▶ **GIVEN PASSAGE**
start

# Toolbox draw liners and dividers



## Z4-35i (Jun 12, 2012)

Hi,

My new Birzman and Halfords tool boxes have arrived and I'm keen to keep everything nice and organised, now I have a little more space for everything.

Are there any recommendations you have for both draw liners and also draw dividers for keeping sockets, spanners etc. organised.


----------



## puckacostello (Apr 1, 2010)

If your really ocd you can buy high density black foam and cut each tool shape out,

,









Halfords sell drawer liners and dividers also

http://www.halfords.com/webapp/wcs/...&productId=203645&categoryId=255214&langId=-1

For sockets I'd suggest using socket posts that can be found on ebay they have the size printed on them


----------



## Z4-35i (Jun 12, 2012)

puckacostello said:


> If your really ocd you can buy high density black foam and cut each tool shape out,
> 
> ,
> 
> ...


Thanks,

The custom foam ones do look good, but I don't think I have the time or skill to cut them by hand. The custom laser cut ones get quiet expensive.

I had a look at the Halfords dividers but they looked a bit flimsy for the price and had mixed reviews.

end

▶ **PROBLEMS TO SOLVE**
- a) In the toolbox drawer thread, which two brands of tool boxes arrived?
- b) From the toolbox drawer thread, return the part that opens with the words containing "# Toolbox draw" and closes with "space for everything.".
- c) Carry the toolbox drawer thread further, picking up right after its final sentence.
The entries that follow play no part in this work.

▶ **INFORMATION GIVEN**
start

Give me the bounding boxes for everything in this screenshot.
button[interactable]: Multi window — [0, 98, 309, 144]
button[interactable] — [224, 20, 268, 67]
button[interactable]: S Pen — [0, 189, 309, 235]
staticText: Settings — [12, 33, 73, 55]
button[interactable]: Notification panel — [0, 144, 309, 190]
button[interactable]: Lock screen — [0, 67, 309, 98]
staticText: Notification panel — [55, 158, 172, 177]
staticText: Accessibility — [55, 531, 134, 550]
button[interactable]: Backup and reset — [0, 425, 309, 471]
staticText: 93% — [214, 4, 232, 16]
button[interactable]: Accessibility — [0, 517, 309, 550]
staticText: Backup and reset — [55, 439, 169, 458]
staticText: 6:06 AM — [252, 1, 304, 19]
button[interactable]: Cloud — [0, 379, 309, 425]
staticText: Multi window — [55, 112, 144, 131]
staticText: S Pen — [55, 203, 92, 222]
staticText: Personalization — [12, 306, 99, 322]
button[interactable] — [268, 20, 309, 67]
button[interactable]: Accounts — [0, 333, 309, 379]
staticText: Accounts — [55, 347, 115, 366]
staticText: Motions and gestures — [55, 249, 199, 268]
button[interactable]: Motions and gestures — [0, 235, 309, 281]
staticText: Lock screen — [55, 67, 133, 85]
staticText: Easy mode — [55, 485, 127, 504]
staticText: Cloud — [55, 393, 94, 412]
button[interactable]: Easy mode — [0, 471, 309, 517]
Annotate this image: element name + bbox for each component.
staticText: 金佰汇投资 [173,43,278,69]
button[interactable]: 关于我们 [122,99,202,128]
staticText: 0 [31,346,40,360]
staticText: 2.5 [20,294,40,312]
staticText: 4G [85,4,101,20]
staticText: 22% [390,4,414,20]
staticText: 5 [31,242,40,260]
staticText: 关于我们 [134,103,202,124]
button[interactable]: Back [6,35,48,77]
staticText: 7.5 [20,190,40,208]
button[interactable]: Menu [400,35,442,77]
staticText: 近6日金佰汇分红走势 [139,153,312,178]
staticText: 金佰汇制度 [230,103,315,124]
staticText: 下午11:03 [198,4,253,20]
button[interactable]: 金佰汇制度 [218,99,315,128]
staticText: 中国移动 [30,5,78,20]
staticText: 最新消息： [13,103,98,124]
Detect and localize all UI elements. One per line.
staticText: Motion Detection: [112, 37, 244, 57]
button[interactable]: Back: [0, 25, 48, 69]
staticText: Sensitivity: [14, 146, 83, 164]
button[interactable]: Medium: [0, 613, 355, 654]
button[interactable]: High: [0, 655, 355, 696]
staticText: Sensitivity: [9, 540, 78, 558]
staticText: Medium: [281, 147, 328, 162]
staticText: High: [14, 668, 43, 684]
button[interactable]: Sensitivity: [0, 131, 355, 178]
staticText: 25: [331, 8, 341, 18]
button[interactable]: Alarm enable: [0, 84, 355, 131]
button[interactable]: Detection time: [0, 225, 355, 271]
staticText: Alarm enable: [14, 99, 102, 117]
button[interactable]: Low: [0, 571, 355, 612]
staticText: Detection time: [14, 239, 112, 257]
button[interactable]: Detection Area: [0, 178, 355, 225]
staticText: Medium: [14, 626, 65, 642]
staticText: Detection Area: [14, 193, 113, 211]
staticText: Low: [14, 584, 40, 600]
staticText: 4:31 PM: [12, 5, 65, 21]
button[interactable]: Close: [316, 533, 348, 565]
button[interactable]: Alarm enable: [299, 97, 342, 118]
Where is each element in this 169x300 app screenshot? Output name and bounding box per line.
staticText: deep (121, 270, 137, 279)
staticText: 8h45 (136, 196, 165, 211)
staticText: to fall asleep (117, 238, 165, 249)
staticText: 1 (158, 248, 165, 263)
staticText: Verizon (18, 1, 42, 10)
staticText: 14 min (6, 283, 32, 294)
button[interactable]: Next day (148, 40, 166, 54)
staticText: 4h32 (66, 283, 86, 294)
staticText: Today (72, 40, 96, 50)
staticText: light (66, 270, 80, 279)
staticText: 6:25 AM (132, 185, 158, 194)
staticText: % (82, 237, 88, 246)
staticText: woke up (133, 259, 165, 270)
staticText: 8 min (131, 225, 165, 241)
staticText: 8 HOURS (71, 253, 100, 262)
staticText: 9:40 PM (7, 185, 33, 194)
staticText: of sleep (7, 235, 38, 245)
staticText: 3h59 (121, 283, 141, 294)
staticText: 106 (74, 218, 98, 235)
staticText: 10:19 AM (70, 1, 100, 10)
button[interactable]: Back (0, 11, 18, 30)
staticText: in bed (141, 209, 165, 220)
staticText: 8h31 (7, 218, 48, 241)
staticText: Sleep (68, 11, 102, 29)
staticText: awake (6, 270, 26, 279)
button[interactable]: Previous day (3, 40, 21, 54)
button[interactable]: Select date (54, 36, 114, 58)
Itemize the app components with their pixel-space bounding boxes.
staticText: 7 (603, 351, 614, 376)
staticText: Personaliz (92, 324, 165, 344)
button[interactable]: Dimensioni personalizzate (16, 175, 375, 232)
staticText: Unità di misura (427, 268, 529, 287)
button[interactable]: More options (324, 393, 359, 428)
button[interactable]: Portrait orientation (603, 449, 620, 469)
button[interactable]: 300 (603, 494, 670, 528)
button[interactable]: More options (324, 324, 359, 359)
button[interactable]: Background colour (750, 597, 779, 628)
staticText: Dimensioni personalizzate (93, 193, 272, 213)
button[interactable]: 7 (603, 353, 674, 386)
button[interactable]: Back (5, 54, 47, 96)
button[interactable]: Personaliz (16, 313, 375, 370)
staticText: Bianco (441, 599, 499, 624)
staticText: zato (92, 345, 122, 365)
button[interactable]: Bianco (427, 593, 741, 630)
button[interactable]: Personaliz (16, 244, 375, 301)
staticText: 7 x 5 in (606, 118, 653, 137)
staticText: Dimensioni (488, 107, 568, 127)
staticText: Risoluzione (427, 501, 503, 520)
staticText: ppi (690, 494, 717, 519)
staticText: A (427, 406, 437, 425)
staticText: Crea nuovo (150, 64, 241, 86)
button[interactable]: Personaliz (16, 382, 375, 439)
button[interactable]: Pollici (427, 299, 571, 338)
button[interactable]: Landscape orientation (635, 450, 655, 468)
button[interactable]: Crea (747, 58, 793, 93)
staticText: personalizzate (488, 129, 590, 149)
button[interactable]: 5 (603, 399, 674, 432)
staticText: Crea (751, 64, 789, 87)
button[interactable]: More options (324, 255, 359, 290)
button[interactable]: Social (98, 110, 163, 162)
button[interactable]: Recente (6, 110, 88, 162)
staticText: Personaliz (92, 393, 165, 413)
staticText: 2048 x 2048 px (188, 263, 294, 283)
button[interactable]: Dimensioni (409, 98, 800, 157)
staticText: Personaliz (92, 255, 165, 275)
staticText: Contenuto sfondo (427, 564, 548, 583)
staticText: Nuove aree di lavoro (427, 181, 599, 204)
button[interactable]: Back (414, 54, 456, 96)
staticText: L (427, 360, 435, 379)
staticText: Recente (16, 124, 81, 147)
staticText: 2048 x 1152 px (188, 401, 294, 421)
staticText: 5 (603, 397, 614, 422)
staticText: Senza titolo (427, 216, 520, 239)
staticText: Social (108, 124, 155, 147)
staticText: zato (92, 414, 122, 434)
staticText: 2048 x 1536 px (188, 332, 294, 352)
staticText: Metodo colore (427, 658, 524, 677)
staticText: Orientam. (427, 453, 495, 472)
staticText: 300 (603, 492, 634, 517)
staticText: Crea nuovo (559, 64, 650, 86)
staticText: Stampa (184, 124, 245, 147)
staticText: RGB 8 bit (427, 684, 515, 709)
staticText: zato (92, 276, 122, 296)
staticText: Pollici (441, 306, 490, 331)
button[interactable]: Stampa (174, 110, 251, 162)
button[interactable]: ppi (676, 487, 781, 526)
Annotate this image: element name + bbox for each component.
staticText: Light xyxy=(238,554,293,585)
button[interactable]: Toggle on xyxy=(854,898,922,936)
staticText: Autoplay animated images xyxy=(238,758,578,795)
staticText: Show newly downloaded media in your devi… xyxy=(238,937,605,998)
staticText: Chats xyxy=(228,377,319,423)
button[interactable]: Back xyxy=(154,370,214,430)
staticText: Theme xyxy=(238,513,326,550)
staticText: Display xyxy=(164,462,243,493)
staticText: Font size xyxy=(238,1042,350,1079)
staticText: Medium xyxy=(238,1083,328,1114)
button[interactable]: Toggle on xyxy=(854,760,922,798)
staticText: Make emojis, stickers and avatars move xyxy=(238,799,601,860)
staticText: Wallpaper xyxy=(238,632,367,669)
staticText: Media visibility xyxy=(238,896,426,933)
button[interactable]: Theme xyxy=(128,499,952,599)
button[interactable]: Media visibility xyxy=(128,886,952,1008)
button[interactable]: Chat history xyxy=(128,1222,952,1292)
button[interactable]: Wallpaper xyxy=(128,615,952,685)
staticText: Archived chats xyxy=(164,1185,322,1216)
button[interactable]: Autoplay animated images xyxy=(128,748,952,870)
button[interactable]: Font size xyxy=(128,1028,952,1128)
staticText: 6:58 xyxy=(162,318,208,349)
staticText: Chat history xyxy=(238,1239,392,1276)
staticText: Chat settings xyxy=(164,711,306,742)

end

▶ **EXERCISE RESULTS**
- a) Birzman and Halfords.

- b)
# Toolbox draw liners and dividers



## Z4-35i (Jun 12, 2012)

Hi,

My new Birzman and Halfords tool boxes have arrived and I'm keen to keep everything nice and organised, now I have a little more space for everything.

- c)
The socket posts look ideal, not seen these before. :thumb:


----------



## Z4-35i (Jun 12, 2012)

I found this thread on The Garage Journal.

Warning reading this thread may cause socket envy :argie:


----------



## RedUntilDead (Feb 10, 2009)

I just line mine with some textured thin black rubber. What sizes and how many do you require as I have a roll left and could possibly sort you out:thumb:

PS postage costs to be covered of course, im not into charity


----------



## Z4-35i (Jun 12, 2012)

RedUntilDead said:


> I just line mine with some textured thin black rubber. What sizes and how many do you require as I have a roll left and could possibly sort you out:thumb:
> 
> PS postage costs to be covered of course, im not into charity


Thanks for the offer, but I've just ordered some neoprene sheets which should do the job.


----------



## jenks (Apr 20, 2009)

Just in the process of sorting my new tool chest & drawers.
Picked up some anti slip matting to start with but now got serious tool envy looking at that garage journal link.

Got a Halfords 150 piece pro socket set which i split the case and fits quite well in the drawers but like the look of the socket racks:thumb:


----------



## theshrew (May 21, 2008)

Just get some socket rails. They are all pretty much the same tbh. I have snap on,teng and real cheap ones all do the job well. 

As for spanners you can buy plastic things that are a bit like a row of sharks teeth that you can keep spanners in order etc mine are snap on ones but im sure others make them 

Id take a pic of mine but all my tools are in my Dads garage which means my box will be a right mess and half of my stuff will be missing


----------



## chriswebby (Apr 14, 2013)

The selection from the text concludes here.